### Material for the task
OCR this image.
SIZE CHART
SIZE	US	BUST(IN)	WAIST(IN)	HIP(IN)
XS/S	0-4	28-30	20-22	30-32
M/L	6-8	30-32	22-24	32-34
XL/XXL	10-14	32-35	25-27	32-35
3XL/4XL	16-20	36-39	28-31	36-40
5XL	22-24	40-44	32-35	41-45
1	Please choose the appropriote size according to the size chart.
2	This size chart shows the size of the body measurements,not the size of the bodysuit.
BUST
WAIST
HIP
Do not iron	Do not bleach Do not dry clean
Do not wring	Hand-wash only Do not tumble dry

---

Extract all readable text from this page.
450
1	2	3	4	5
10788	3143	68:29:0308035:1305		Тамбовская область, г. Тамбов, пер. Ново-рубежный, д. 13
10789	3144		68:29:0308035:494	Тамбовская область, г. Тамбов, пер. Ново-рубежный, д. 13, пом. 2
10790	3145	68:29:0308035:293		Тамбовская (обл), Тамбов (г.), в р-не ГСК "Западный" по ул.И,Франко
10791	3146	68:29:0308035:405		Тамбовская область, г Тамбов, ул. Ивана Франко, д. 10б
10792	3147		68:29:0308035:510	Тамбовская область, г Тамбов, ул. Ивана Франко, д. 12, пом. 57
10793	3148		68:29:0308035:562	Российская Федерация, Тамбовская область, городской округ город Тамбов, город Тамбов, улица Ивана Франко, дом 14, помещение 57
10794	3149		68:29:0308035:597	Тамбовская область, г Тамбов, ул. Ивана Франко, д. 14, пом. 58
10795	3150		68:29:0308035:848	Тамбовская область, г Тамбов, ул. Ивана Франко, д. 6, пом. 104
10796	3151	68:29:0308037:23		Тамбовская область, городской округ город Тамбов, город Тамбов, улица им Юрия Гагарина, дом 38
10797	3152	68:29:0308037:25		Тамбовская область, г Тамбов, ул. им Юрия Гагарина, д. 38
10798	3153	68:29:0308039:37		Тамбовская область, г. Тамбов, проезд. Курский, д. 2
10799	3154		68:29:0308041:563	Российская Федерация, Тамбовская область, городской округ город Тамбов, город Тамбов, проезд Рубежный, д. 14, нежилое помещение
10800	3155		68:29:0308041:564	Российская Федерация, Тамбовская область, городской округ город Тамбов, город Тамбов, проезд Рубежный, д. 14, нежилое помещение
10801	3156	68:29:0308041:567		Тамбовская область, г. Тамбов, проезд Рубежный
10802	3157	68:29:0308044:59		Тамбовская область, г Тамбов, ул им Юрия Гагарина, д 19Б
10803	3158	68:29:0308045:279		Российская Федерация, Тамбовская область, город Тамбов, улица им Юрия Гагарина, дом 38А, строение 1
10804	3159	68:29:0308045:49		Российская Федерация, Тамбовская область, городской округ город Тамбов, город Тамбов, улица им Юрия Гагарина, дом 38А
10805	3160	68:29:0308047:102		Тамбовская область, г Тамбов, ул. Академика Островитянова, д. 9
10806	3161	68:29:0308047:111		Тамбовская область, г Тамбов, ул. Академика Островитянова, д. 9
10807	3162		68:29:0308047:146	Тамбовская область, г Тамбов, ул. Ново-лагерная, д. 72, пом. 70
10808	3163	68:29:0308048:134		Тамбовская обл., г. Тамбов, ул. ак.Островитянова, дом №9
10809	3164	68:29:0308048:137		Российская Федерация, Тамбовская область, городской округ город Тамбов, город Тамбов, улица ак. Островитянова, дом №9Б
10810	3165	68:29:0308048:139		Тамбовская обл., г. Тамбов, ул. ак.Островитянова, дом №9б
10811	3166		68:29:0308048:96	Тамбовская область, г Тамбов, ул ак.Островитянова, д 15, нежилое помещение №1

### Short problem
Gather up the lines that contain the word "округ".

### Correct result
10793	3148		68:29:0308035:562	Российская Федерация, Тамбовская область, городской округ город Тамбов, город Тамбов, улица Ивана Франко, дом 14, помещение 57
10796	3151	68:29:0308037:23		Тамбовская область, городской округ город Тамбов, город Тамбов, улица им Юрия Гагарина, дом 38
10799	3154		68:29:0308041:563	Российская Федерация, Тамбовская область, городской округ город Тамбов, город Тамбов, проезд Рубежный, д. 14, нежилое помещение
10800	3155		68:29:0308041:564	Российская Федерация, Тамбовская область, городской округ город Тамбов, город Тамбов, проезд Рубежный, д. 14, нежилое помещение
10804	3159	68:29:0308045:49		Российская Федерация, Тамбовская область, городской округ город Тамбов, город Тамбов, улица им Юрия Гагарина, дом 38А
10809	3164	68:29:0308048:137		Российская Федерация, Тамбовская область, городской округ город Тамбов, город Тамбов, улица ак. Островитянова, дом №9Б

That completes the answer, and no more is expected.